RECORD EXCERPTS =
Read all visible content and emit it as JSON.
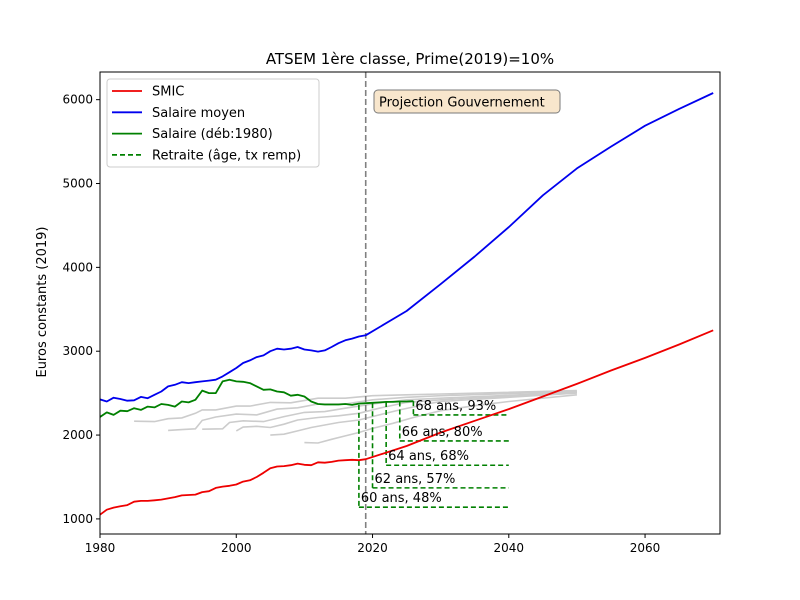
{
  "chart_data": {
    "type": "line",
    "title": "ATSEM 1ère classe, Prime(2019)=10%",
    "xlabel": "",
    "ylabel": "Euros constants (2019)",
    "xlim": [
      1980,
      2071
    ],
    "ylim": [
      820,
      6330
    ],
    "xticks": [
      1980,
      2000,
      2020,
      2040,
      2060
    ],
    "yticks": [
      1000,
      2000,
      3000,
      4000,
      5000,
      6000
    ],
    "grid": false,
    "legend_position": "top-left",
    "legend": [
      {
        "label": "SMIC",
        "color": "#ee0000",
        "style": "solid"
      },
      {
        "label": "Salaire moyen",
        "color": "#0000ee",
        "style": "solid"
      },
      {
        "label": "Salaire (déb:1980)",
        "color": "#008000",
        "style": "solid"
      },
      {
        "label": "Retraite (âge, tx remp)",
        "color": "#008000",
        "style": "dashed"
      }
    ],
    "vline": {
      "x": 2019,
      "color": "#808080",
      "style": "dashed"
    },
    "projection_label": "Projection Gouvernement",
    "series": [
      {
        "name": "SMIC",
        "color": "#ee0000",
        "points": [
          [
            1980,
            1050
          ],
          [
            1981,
            1110
          ],
          [
            1982,
            1135
          ],
          [
            1983,
            1150
          ],
          [
            1984,
            1165
          ],
          [
            1985,
            1205
          ],
          [
            1986,
            1215
          ],
          [
            1987,
            1215
          ],
          [
            1988,
            1222
          ],
          [
            1989,
            1230
          ],
          [
            1990,
            1245
          ],
          [
            1991,
            1260
          ],
          [
            1992,
            1280
          ],
          [
            1993,
            1285
          ],
          [
            1994,
            1290
          ],
          [
            1995,
            1320
          ],
          [
            1996,
            1330
          ],
          [
            1997,
            1370
          ],
          [
            1998,
            1385
          ],
          [
            1999,
            1395
          ],
          [
            2000,
            1410
          ],
          [
            2001,
            1445
          ],
          [
            2002,
            1460
          ],
          [
            2003,
            1500
          ],
          [
            2004,
            1550
          ],
          [
            2005,
            1605
          ],
          [
            2006,
            1625
          ],
          [
            2007,
            1630
          ],
          [
            2008,
            1640
          ],
          [
            2009,
            1660
          ],
          [
            2010,
            1645
          ],
          [
            2011,
            1640
          ],
          [
            2012,
            1675
          ],
          [
            2013,
            1670
          ],
          [
            2014,
            1680
          ],
          [
            2015,
            1695
          ],
          [
            2016,
            1700
          ],
          [
            2017,
            1705
          ],
          [
            2018,
            1700
          ],
          [
            2019,
            1712
          ],
          [
            2025,
            1870
          ],
          [
            2030,
            2030
          ],
          [
            2035,
            2170
          ],
          [
            2040,
            2310
          ],
          [
            2045,
            2460
          ],
          [
            2050,
            2610
          ],
          [
            2055,
            2770
          ],
          [
            2060,
            2920
          ],
          [
            2065,
            3080
          ],
          [
            2070,
            3250
          ]
        ]
      },
      {
        "name": "Salaire moyen",
        "color": "#0000ee",
        "points": [
          [
            1980,
            2425
          ],
          [
            1981,
            2400
          ],
          [
            1982,
            2445
          ],
          [
            1983,
            2430
          ],
          [
            1984,
            2410
          ],
          [
            1985,
            2415
          ],
          [
            1986,
            2455
          ],
          [
            1987,
            2440
          ],
          [
            1988,
            2480
          ],
          [
            1989,
            2520
          ],
          [
            1990,
            2580
          ],
          [
            1991,
            2600
          ],
          [
            1992,
            2630
          ],
          [
            1993,
            2620
          ],
          [
            1994,
            2630
          ],
          [
            1995,
            2640
          ],
          [
            1996,
            2650
          ],
          [
            1997,
            2660
          ],
          [
            1998,
            2700
          ],
          [
            1999,
            2750
          ],
          [
            2000,
            2800
          ],
          [
            2001,
            2860
          ],
          [
            2002,
            2890
          ],
          [
            2003,
            2930
          ],
          [
            2004,
            2950
          ],
          [
            2005,
            3000
          ],
          [
            2006,
            3030
          ],
          [
            2007,
            3020
          ],
          [
            2008,
            3030
          ],
          [
            2009,
            3050
          ],
          [
            2010,
            3020
          ],
          [
            2011,
            3010
          ],
          [
            2012,
            2995
          ],
          [
            2013,
            3010
          ],
          [
            2014,
            3050
          ],
          [
            2015,
            3095
          ],
          [
            2016,
            3130
          ],
          [
            2017,
            3150
          ],
          [
            2018,
            3175
          ],
          [
            2019,
            3190
          ],
          [
            2025,
            3480
          ],
          [
            2030,
            3800
          ],
          [
            2035,
            4130
          ],
          [
            2040,
            4480
          ],
          [
            2045,
            4860
          ],
          [
            2050,
            5180
          ],
          [
            2055,
            5440
          ],
          [
            2060,
            5690
          ],
          [
            2065,
            5890
          ],
          [
            2070,
            6080
          ]
        ]
      },
      {
        "name": "Salaire (déb:1980)",
        "color": "#008000",
        "points": [
          [
            1980,
            2215
          ],
          [
            1981,
            2270
          ],
          [
            1982,
            2240
          ],
          [
            1983,
            2290
          ],
          [
            1984,
            2285
          ],
          [
            1985,
            2320
          ],
          [
            1986,
            2300
          ],
          [
            1987,
            2340
          ],
          [
            1988,
            2330
          ],
          [
            1989,
            2370
          ],
          [
            1990,
            2360
          ],
          [
            1991,
            2340
          ],
          [
            1992,
            2400
          ],
          [
            1993,
            2390
          ],
          [
            1994,
            2420
          ],
          [
            1995,
            2530
          ],
          [
            1996,
            2500
          ],
          [
            1997,
            2500
          ],
          [
            1998,
            2640
          ],
          [
            1999,
            2660
          ],
          [
            2000,
            2640
          ],
          [
            2001,
            2635
          ],
          [
            2002,
            2620
          ],
          [
            2003,
            2580
          ],
          [
            2004,
            2540
          ],
          [
            2005,
            2545
          ],
          [
            2006,
            2520
          ],
          [
            2007,
            2510
          ],
          [
            2008,
            2470
          ],
          [
            2009,
            2480
          ],
          [
            2010,
            2460
          ],
          [
            2011,
            2400
          ],
          [
            2012,
            2370
          ],
          [
            2013,
            2365
          ],
          [
            2014,
            2365
          ],
          [
            2015,
            2365
          ],
          [
            2016,
            2370
          ],
          [
            2017,
            2360
          ],
          [
            2018,
            2375
          ],
          [
            2019,
            2380
          ],
          [
            2020,
            2385
          ],
          [
            2021,
            2390
          ],
          [
            2022,
            2395
          ],
          [
            2023,
            2395
          ],
          [
            2024,
            2400
          ],
          [
            2025,
            2400
          ],
          [
            2026,
            2405
          ]
        ]
      }
    ],
    "background_curves": {
      "name": "",
      "color": "#cccccc",
      "segments": [
        [
          [
            1985,
            2165
          ],
          [
            1988,
            2160
          ],
          [
            1990,
            2195
          ],
          [
            1992,
            2205
          ],
          [
            1994,
            2260
          ],
          [
            1995,
            2300
          ],
          [
            1997,
            2300
          ],
          [
            2000,
            2345
          ],
          [
            2002,
            2345
          ],
          [
            2005,
            2390
          ],
          [
            2008,
            2385
          ],
          [
            2012,
            2440
          ],
          [
            2016,
            2440
          ],
          [
            2020,
            2470
          ],
          [
            2025,
            2480
          ],
          [
            2030,
            2490
          ],
          [
            2050,
            2530
          ]
        ],
        [
          [
            1990,
            2055
          ],
          [
            1992,
            2065
          ],
          [
            1994,
            2075
          ],
          [
            1995,
            2175
          ],
          [
            1997,
            2215
          ],
          [
            2000,
            2250
          ],
          [
            2003,
            2240
          ],
          [
            2006,
            2310
          ],
          [
            2009,
            2325
          ],
          [
            2012,
            2370
          ],
          [
            2016,
            2370
          ],
          [
            2020,
            2420
          ],
          [
            2025,
            2450
          ],
          [
            2030,
            2470
          ],
          [
            2050,
            2520
          ]
        ],
        [
          [
            1995,
            2070
          ],
          [
            1998,
            2075
          ],
          [
            1999,
            2150
          ],
          [
            2001,
            2170
          ],
          [
            2004,
            2160
          ],
          [
            2007,
            2220
          ],
          [
            2010,
            2270
          ],
          [
            2013,
            2280
          ],
          [
            2016,
            2320
          ],
          [
            2020,
            2370
          ],
          [
            2025,
            2420
          ],
          [
            2030,
            2440
          ],
          [
            2050,
            2510
          ]
        ],
        [
          [
            2000,
            2050
          ],
          [
            2001,
            2095
          ],
          [
            2003,
            2105
          ],
          [
            2005,
            2090
          ],
          [
            2007,
            2130
          ],
          [
            2009,
            2180
          ],
          [
            2012,
            2210
          ],
          [
            2015,
            2230
          ],
          [
            2018,
            2260
          ],
          [
            2021,
            2320
          ],
          [
            2025,
            2390
          ],
          [
            2030,
            2420
          ],
          [
            2050,
            2505
          ]
        ],
        [
          [
            2005,
            2000
          ],
          [
            2007,
            2010
          ],
          [
            2009,
            2050
          ],
          [
            2011,
            2090
          ],
          [
            2013,
            2120
          ],
          [
            2015,
            2150
          ],
          [
            2018,
            2180
          ],
          [
            2021,
            2240
          ],
          [
            2024,
            2300
          ],
          [
            2028,
            2370
          ],
          [
            2030,
            2400
          ],
          [
            2050,
            2500
          ]
        ],
        [
          [
            2010,
            1910
          ],
          [
            2012,
            1905
          ],
          [
            2014,
            1950
          ],
          [
            2016,
            1990
          ],
          [
            2018,
            2030
          ],
          [
            2020,
            2080
          ],
          [
            2023,
            2140
          ],
          [
            2026,
            2210
          ],
          [
            2030,
            2290
          ],
          [
            2035,
            2350
          ],
          [
            2040,
            2400
          ],
          [
            2050,
            2480
          ]
        ]
      ]
    },
    "retirement": [
      {
        "label": "60 ans, 48%",
        "age": 60,
        "rate_pct": 48,
        "start_x": 2018,
        "end_x": 2040,
        "y": 1140,
        "top_y": 2360
      },
      {
        "label": "62 ans, 57%",
        "age": 62,
        "rate_pct": 57,
        "start_x": 2020,
        "end_x": 2040,
        "y": 1370,
        "top_y": 2380
      },
      {
        "label": "64 ans, 68%",
        "age": 64,
        "rate_pct": 68,
        "start_x": 2022,
        "end_x": 2040,
        "y": 1640,
        "top_y": 2395
      },
      {
        "label": "66 ans, 80%",
        "age": 66,
        "rate_pct": 80,
        "start_x": 2024,
        "end_x": 2040,
        "y": 1930,
        "top_y": 2400
      },
      {
        "label": "68 ans, 93%",
        "age": 68,
        "rate_pct": 93,
        "start_x": 2026,
        "end_x": 2040,
        "y": 2240,
        "top_y": 2405
      }
    ]
  }
}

EXERCISE PROMPT = Go through the records. Copy each line where "Salaire" appears.

TASK RESULT =
        "label": "Salaire moyen",
        "label": "Salaire (déb:1980)",
        "name": "Salaire moyen",
        "name": "Salaire (déb:1980)",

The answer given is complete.